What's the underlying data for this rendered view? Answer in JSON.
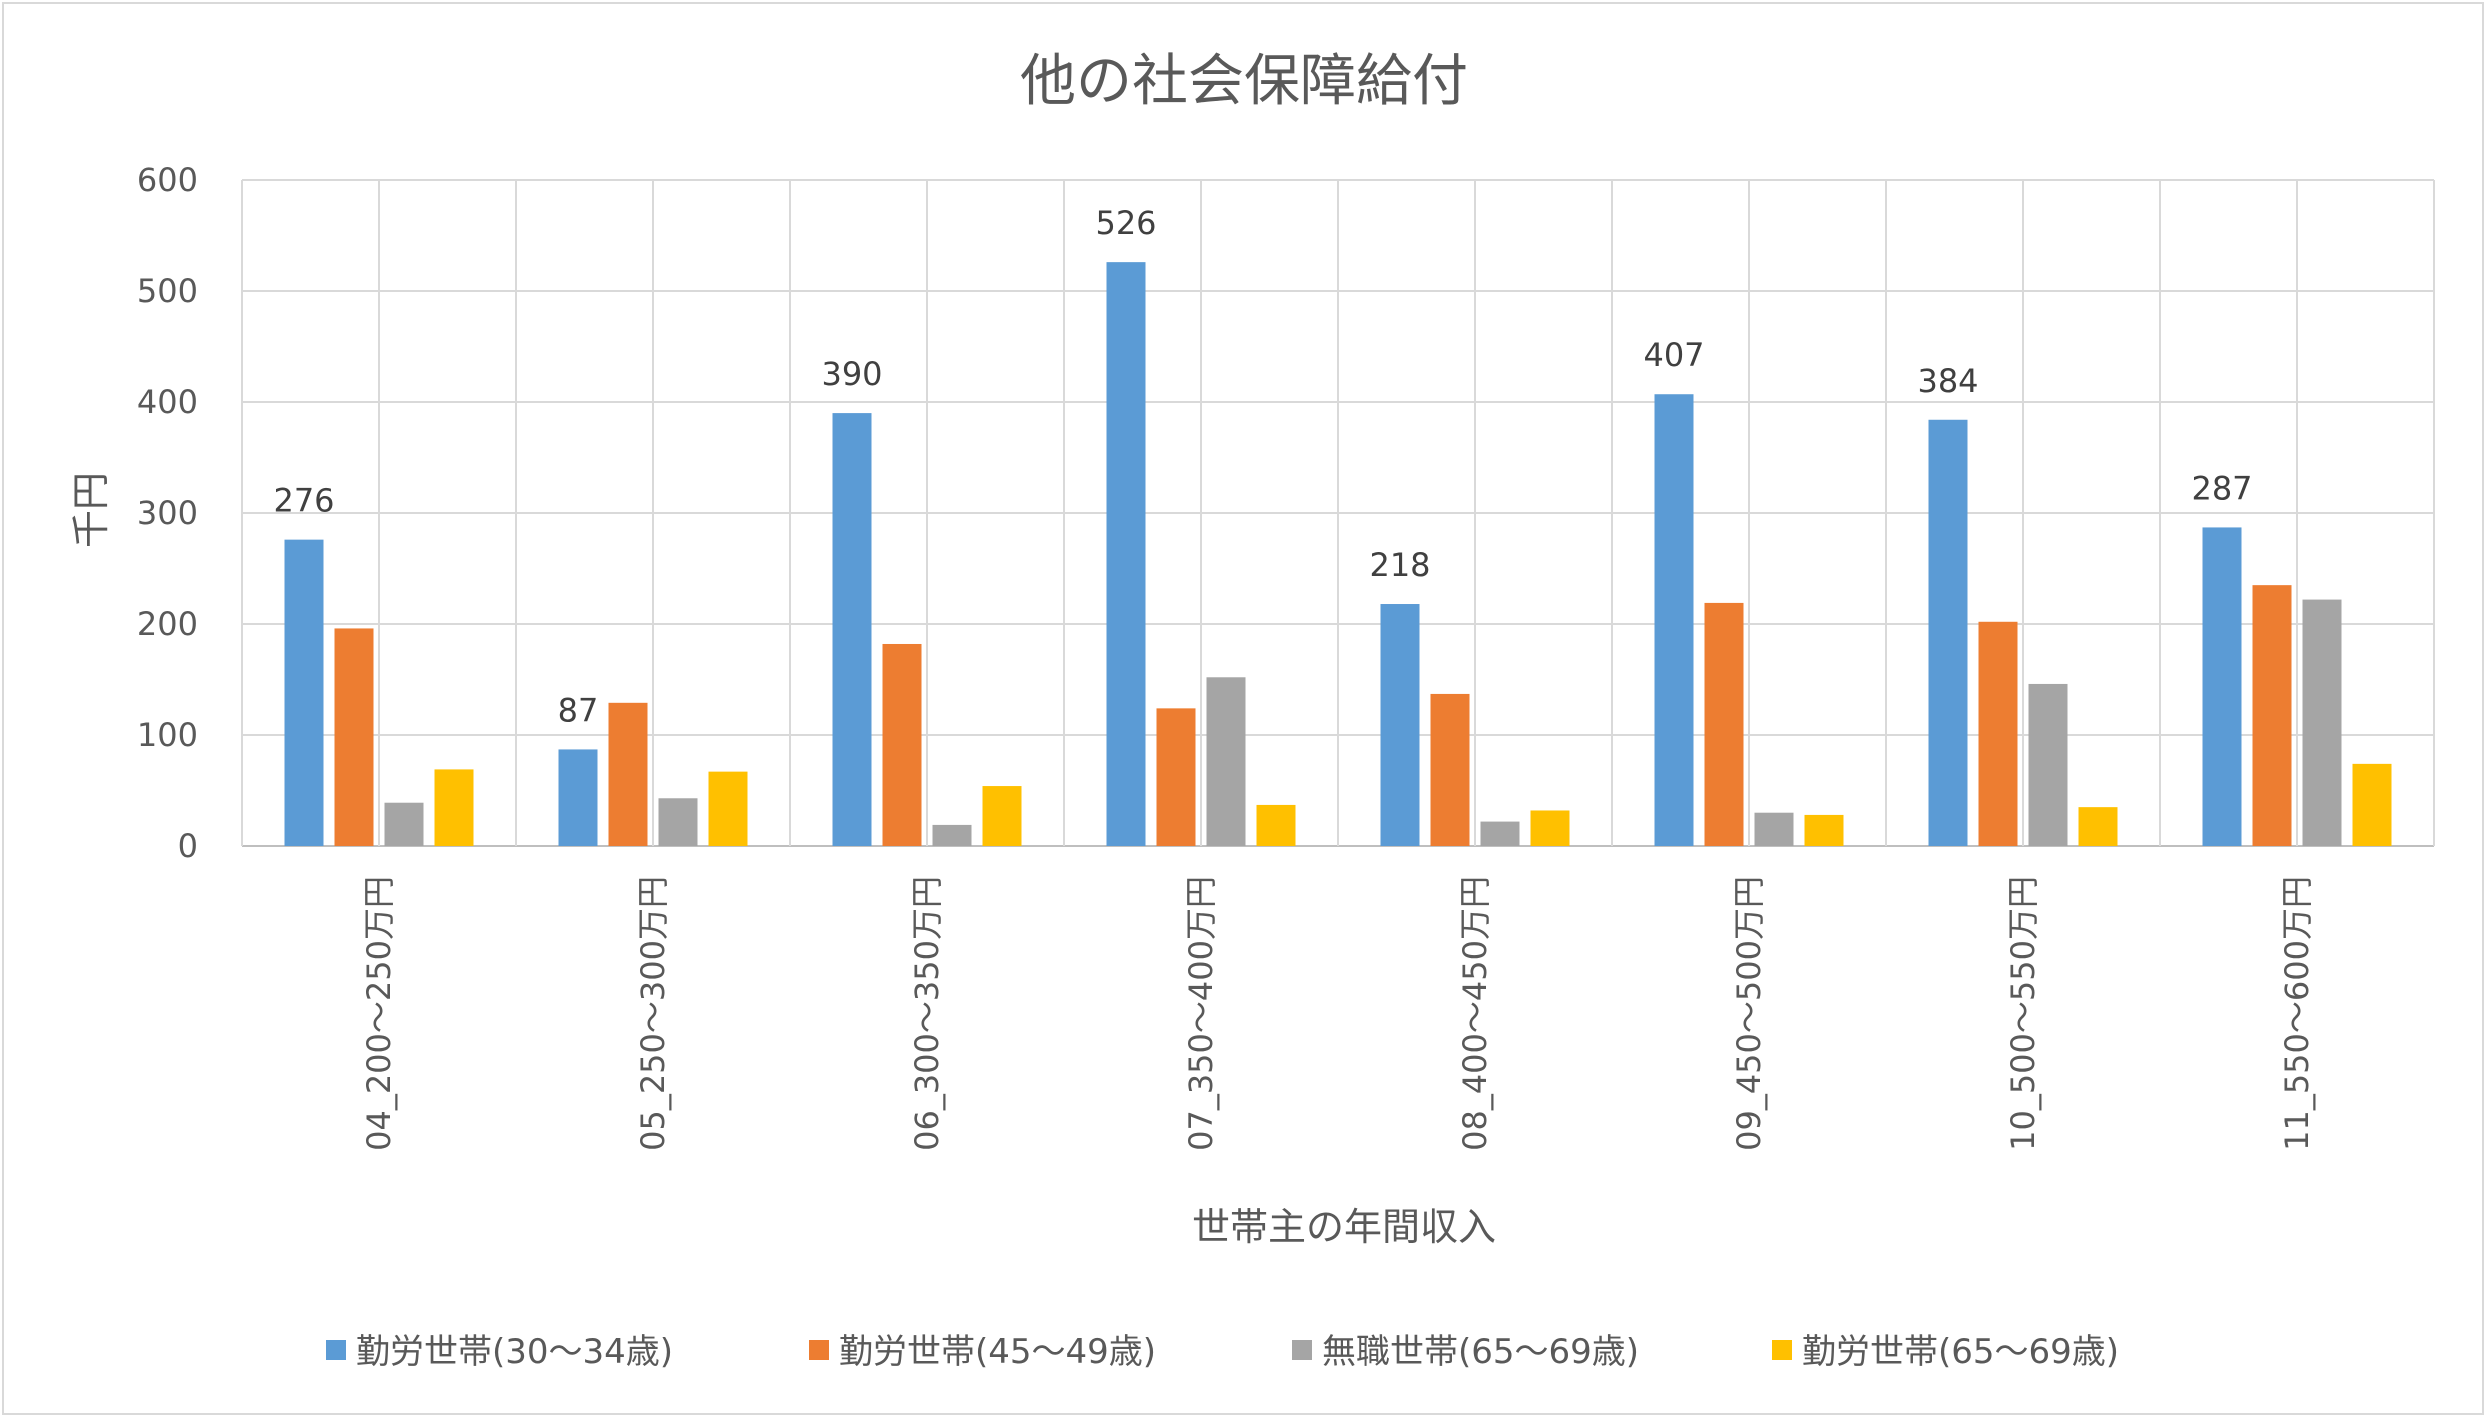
{
  "chart_data": {
    "type": "bar",
    "title": "他の社会保障給付",
    "xlabel": "世帯主の年間収入",
    "ylabel": "千円",
    "ylim": [
      0,
      600
    ],
    "yticks": [
      0,
      100,
      200,
      300,
      400,
      500,
      600
    ],
    "grid": true,
    "legend_position": "bottom",
    "categories": [
      "04_200～250万円",
      "05_250～300万円",
      "06_300～350万円",
      "07_350～400万円",
      "08_400～450万円",
      "09_450～500万円",
      "10_500～550万円",
      "11_550～600万円"
    ],
    "series": [
      {
        "name": "勤労世帯(30～34歳)",
        "color": "#5b9bd5",
        "values": [
          276,
          87,
          390,
          526,
          218,
          407,
          384,
          287
        ],
        "show_labels": true
      },
      {
        "name": "勤労世帯(45～49歳)",
        "color": "#ed7d31",
        "values": [
          196,
          129,
          182,
          124,
          137,
          219,
          202,
          235
        ],
        "show_labels": false
      },
      {
        "name": "無職世帯(65～69歳)",
        "color": "#a5a5a5",
        "values": [
          39,
          43,
          19,
          152,
          22,
          30,
          146,
          222
        ],
        "show_labels": false
      },
      {
        "name": "勤労世帯(65～69歳)",
        "color": "#ffc000",
        "values": [
          69,
          67,
          54,
          37,
          32,
          28,
          35,
          74
        ],
        "show_labels": false
      }
    ]
  }
}
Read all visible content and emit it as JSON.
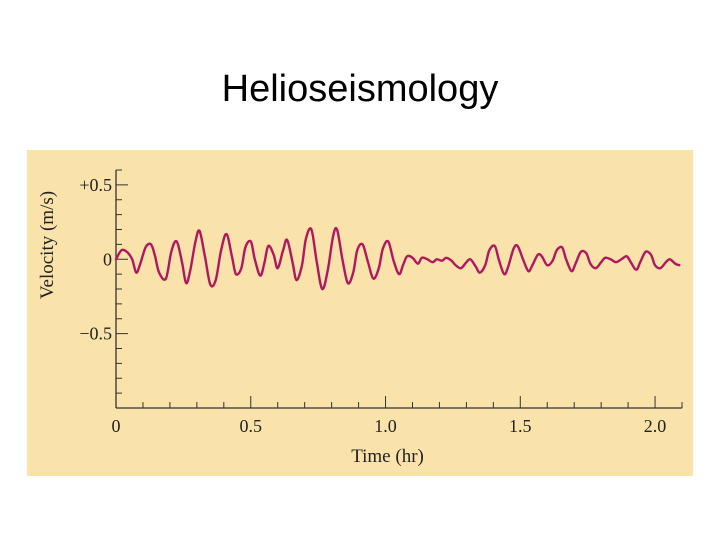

Problem
Reproduce each line exactly as it appears, omitting the pictures.

Output of the task
What's the underlying data for this rendered view? Answer in JSON.
{
  "chart_data": {
    "type": "bar",
    "title": "他の社会保障給付",
    "xlabel": "世帯主の年間収入",
    "ylabel": "千円",
    "ylim": [
      0,
      600
    ],
    "yticks": [
      0,
      100,
      200,
      300,
      400,
      500,
      600
    ],
    "grid": true,
    "legend_position": "bottom",
    "categories": [
      "04_200～250万円",
      "05_250～300万円",
      "06_300～350万円",
      "07_350～400万円",
      "08_400～450万円",
      "09_450～500万円",
      "10_500～550万円",
      "11_550～600万円"
    ],
    "series": [
      {
        "name": "勤労世帯(30～34歳)",
        "color": "#5b9bd5",
        "values": [
          276,
          87,
          390,
          526,
          218,
          407,
          384,
          287
        ],
        "show_labels": true
      },
      {
        "name": "勤労世帯(45～49歳)",
        "color": "#ed7d31",
        "values": [
          196,
          129,
          182,
          124,
          137,
          219,
          202,
          235
        ],
        "show_labels": false
      },
      {
        "name": "無職世帯(65～69歳)",
        "color": "#a5a5a5",
        "values": [
          39,
          43,
          19,
          152,
          22,
          30,
          146,
          222
        ],
        "show_labels": false
      },
      {
        "name": "勤労世帯(65～69歳)",
        "color": "#ffc000",
        "values": [
          69,
          67,
          54,
          37,
          32,
          28,
          35,
          74
        ],
        "show_labels": false
      }
    ]
  }
}
Read all visible content and emit it as JSON.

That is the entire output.